TEXT BLOCK >>
━━━━━━━━━━━━━━━━━━━━

It is worth noting that wind power generation is considered environmentally correct (Kaldellis et al., 2011), its major impact occurring during air turbine production, although most of the consumed material can be recycled after its life cycle (Dones et al., 2007). In fact, a decade ago, Nemet (2008) already pointed out the need for stimulating innovation in low-carbon energy technologies, such as wind power sector. In this case, the need of a framework based on pull demand and push technology policies in order to pursuit the required innovation is highlighted. Analyzing the wind power case in California, the author draws attention to three major characteristics regarding climate change prevention: non-greenhouse

42 American Journal of Management Vol. 15(2) 2015

emission energy sources, which means considerable increase in wind power supply along the century, commercial availability of this long-lived technology and dramatic technological change that reduced wind turbines costs by a factor of five in two decades last century. However, the main driving forces of the well-established wind power model in that state, according to the author, is more owed to the gains from learning by-doing/and -using that are quick derived, often within a year or two, and the construction of the wind farm itself, that takes less than two years. However, the interval between making an investment and its payoff is longer; in other words “new devices must be adapted to real world conditions, integrated into large technological systems, and often require the development of supporting technologies for users to adopt them”. Thus, “push technology may dominate for radical innovations, and pull demand for incremental ones”. Nonetheless, such incremental approach allowed the costs of California wind power to decline by a factor of ten without any radical changes in design in three decades; which, at the end of century, also meant wind power without subsidies almost competitive with natural gas power. A similar analysis regarding the dichotomy between technology-push and demand-pull was presented by Taylor in her review of California's solar policy (Taylor, 2008), but the major argument was the importance of the environmental innovation policy since the dichotomy may be necessary, but not sufficient, for innovation to occur. Note that she considers the term solar energy technologies as “not only to technologies powered directly from the sun energy, but also to technologies powered indirectly from that energy, including wind power, tidal power, and biomass power”.

━━━━━━━━━━━━━━━━━━━━

SUPPLIED DATA >>
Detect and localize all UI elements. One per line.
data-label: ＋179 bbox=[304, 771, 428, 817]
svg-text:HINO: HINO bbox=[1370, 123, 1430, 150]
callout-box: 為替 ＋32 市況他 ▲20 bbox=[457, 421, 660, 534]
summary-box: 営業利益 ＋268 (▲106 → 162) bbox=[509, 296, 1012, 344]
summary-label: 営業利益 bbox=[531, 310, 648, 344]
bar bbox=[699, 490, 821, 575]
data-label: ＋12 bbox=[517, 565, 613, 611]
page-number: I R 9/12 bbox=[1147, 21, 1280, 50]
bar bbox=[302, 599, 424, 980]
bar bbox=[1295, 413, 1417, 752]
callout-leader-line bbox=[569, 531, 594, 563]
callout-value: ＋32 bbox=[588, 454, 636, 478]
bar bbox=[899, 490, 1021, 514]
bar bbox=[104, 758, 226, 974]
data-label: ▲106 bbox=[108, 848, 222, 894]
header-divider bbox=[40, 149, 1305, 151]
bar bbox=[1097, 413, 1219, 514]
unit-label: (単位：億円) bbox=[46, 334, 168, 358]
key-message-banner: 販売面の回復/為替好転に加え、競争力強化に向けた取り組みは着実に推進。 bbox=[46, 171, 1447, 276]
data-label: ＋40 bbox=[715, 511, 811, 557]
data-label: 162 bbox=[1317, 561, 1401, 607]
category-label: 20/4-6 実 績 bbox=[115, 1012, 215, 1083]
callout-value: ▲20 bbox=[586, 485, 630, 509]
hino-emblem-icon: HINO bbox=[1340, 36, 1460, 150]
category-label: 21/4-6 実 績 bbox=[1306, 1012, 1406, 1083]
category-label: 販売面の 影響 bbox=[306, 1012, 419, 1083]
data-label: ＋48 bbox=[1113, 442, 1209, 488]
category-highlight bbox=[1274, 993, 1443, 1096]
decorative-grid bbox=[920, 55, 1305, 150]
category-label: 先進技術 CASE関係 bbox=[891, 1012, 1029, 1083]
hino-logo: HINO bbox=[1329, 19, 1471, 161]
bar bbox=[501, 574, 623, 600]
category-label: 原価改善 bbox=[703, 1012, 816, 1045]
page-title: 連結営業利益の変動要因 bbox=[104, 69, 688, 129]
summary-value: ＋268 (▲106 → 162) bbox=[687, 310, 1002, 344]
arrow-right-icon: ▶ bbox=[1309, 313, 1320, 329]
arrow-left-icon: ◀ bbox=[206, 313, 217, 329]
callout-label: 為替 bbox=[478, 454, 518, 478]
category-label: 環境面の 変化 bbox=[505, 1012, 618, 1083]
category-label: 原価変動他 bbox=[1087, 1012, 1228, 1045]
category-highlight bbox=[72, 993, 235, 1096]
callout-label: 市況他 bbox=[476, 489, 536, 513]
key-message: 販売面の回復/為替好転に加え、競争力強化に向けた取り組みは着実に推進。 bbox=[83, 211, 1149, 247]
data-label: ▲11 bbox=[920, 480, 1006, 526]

━━━━━━━━━━━━━━━━━━━━

TO BE DONE >>
1. What innovation approach does the text on wind power innovation say let California wind power costs fall by a factor of ten in three decades?
2. Rewrite everything in the listing from its first line down to the line containing "data-label: ＋12 bbox=[517, 565, 613, 611]", replacing "data-label" with "value-label" and leaving everything else unchanged.

ANSWERS BY TASK >>
1. An incremental approach

2.
Detect and localize all UI elements. One per line.
value-label: ＋179 bbox=[304, 771, 428, 817]
svg-text:HINO: HINO bbox=[1370, 123, 1430, 150]
callout-box: 為替 ＋32 市況他 ▲20 bbox=[457, 421, 660, 534]
summary-box: 営業利益 ＋268 (▲106 → 162) bbox=[509, 296, 1012, 344]
summary-label: 営業利益 bbox=[531, 310, 648, 344]
bar bbox=[699, 490, 821, 575]
value-label: ＋12 bbox=[517, 565, 613, 611]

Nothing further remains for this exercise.